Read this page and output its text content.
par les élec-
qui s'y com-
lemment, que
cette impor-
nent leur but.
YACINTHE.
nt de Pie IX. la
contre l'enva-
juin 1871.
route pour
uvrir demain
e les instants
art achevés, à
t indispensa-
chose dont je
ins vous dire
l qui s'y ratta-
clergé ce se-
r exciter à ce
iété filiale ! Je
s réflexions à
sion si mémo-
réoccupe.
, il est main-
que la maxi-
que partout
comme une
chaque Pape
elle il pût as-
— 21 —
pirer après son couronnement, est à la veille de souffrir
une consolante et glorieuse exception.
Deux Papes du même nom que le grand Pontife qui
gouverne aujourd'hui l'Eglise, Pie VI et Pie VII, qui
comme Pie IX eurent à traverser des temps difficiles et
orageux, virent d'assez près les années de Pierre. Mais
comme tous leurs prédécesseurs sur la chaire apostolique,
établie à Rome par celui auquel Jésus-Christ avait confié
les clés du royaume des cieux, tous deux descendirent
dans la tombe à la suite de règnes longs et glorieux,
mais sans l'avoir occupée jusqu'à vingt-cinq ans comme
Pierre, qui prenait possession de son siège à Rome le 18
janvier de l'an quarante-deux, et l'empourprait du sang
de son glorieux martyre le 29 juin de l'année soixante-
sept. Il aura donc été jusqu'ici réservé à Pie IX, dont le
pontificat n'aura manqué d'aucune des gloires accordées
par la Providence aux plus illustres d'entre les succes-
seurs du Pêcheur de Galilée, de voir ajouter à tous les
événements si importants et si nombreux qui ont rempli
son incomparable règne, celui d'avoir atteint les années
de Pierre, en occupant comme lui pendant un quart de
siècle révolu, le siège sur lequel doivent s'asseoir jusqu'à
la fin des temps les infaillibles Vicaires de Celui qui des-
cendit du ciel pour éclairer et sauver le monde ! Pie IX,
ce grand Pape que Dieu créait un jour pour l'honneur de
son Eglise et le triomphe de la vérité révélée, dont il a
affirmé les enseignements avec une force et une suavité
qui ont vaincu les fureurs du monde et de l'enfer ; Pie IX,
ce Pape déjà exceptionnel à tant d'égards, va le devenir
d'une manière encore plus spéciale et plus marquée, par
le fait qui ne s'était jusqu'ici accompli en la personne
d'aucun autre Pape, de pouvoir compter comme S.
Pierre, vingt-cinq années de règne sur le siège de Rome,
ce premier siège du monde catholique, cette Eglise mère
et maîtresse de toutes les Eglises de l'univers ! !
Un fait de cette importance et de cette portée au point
★ ★ ★ ★
## [DIRECTIVE]
Go through the records above and copy every line with the word "avoir".

## [WRITTEN RESPONSE]
mais sans l'avoir occupée jusqu'à vingt-cinq ans comme
son incomparable règne, celui d'avoir atteint les années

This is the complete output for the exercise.